▶ _Exercise_: Output all of the entries below precisely as written.

Excerpt from a dataset
Start

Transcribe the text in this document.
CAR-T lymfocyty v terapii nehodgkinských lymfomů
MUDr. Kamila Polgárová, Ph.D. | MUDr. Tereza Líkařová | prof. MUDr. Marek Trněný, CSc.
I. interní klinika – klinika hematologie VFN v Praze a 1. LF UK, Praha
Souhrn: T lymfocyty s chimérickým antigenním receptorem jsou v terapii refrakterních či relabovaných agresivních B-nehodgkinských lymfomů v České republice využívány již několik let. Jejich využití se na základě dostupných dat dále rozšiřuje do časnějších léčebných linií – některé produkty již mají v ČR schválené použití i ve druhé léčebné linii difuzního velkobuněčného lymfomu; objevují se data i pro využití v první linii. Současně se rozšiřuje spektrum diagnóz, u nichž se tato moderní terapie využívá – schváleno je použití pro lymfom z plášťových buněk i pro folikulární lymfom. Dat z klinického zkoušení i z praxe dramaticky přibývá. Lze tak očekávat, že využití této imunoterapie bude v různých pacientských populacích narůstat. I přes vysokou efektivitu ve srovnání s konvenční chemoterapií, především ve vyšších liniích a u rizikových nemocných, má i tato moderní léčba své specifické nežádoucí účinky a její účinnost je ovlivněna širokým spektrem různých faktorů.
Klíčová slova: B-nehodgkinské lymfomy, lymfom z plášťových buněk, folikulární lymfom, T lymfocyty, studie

End

▶ _Reply to the task_:
Transcribe the text in this document.
CAR-T lymfocyty v terapii nehodgkinských lymfomů
MUDr. Kamila Polgárová, Ph.D. | MUDr. Tereza Líkařová | prof. MUDr. Marek Trněný, CSc.
I. interní klinika – klinika hematologie VFN v Praze a 1. LF UK, Praha
Souhrn: T lymfocyty s chimérickým antigenním receptorem jsou v terapii refrakterních či relabovaných agresivních B-nehodgkinských lymfomů v České republice využívány již několik let. Jejich využití se na základě dostupných dat dále rozšiřuje do časnějších léčebných linií – některé produkty již mají v ČR schválené použití i ve druhé léčebné linii difuzního velkobuněčného lymfomu; objevují se data i pro využití v první linii. Současně se rozšiřuje spektrum diagnóz, u nichž se tato moderní terapie využívá – schváleno je použití pro lymfom z plášťových buněk i pro folikulární lymfom. Dat z klinického zkoušení i z praxe dramaticky přibývá. Lze tak očekávat, že využití této imunoterapie bude v různých pacientských populacích narůstat. I přes vysokou efektivitu ve srovnání s konvenční chemoterapií, především ve vyšších liniích a u rizikových nemocných, má i tato moderní léčba své specifické nežádoucí účinky a její účinnost je ovlivněna širokým spektrem různých faktorů.
Klíčová slova: B-nehodgkinské lymfomy, lymfom z plášťových buněk, folikulární lymfom, T lymfocyty, studie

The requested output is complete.